[Stored dataset items]
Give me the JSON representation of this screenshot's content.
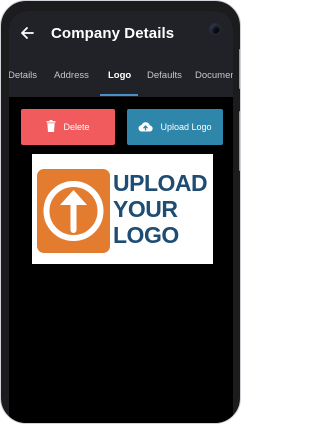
{
  "appbar": {
    "title": "Company Details",
    "back_icon": "arrow-left-icon"
  },
  "tabs": [
    {
      "label": "Details",
      "active": false
    },
    {
      "label": "Address",
      "active": false
    },
    {
      "label": "Logo",
      "active": true
    },
    {
      "label": "Defaults",
      "active": false
    },
    {
      "label": "Documents",
      "active": false
    }
  ],
  "actions": {
    "delete_label": "Delete",
    "delete_icon": "trash-icon",
    "upload_label": "Upload Logo",
    "upload_icon": "cloud-upload-icon"
  },
  "logo": {
    "lines": [
      "UPLOAD",
      "YOUR",
      "LOGO"
    ]
  },
  "colors": {
    "appbar_bg": "#212227",
    "delete": "#f25b5d",
    "upload": "#2f86ab",
    "tab_indicator": "#4a90c7",
    "logo_orange": "#e37c2f",
    "logo_blue": "#1f4c73"
  }
}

**Exercise aim:**
Output the data exactly. Pictures don't belong in the result.

**Reply to the task:**
Give me the JSON representation of this screenshot's content.
{
  "appbar": {
    "title": "Company Details",
    "back_icon": "arrow-left-icon"
  },
  "tabs": [
    {
      "label": "Details",
      "active": false
    },
    {
      "label": "Address",
      "active": false
    },
    {
      "label": "Logo",
      "active": true
    },
    {
      "label": "Defaults",
      "active": false
    },
    {
      "label": "Documents",
      "active": false
    }
  ],
  "actions": {
    "delete_label": "Delete",
    "delete_icon": "trash-icon",
    "upload_label": "Upload Logo",
    "upload_icon": "cloud-upload-icon"
  },
  "logo": {
    "lines": [
      "UPLOAD",
      "YOUR",
      "LOGO"
    ]
  },
  "colors": {
    "appbar_bg": "#212227",
    "delete": "#f25b5d",
    "upload": "#2f86ab",
    "tab_indicator": "#4a90c7",
    "logo_orange": "#e37c2f",
    "logo_blue": "#1f4c73"
  }
}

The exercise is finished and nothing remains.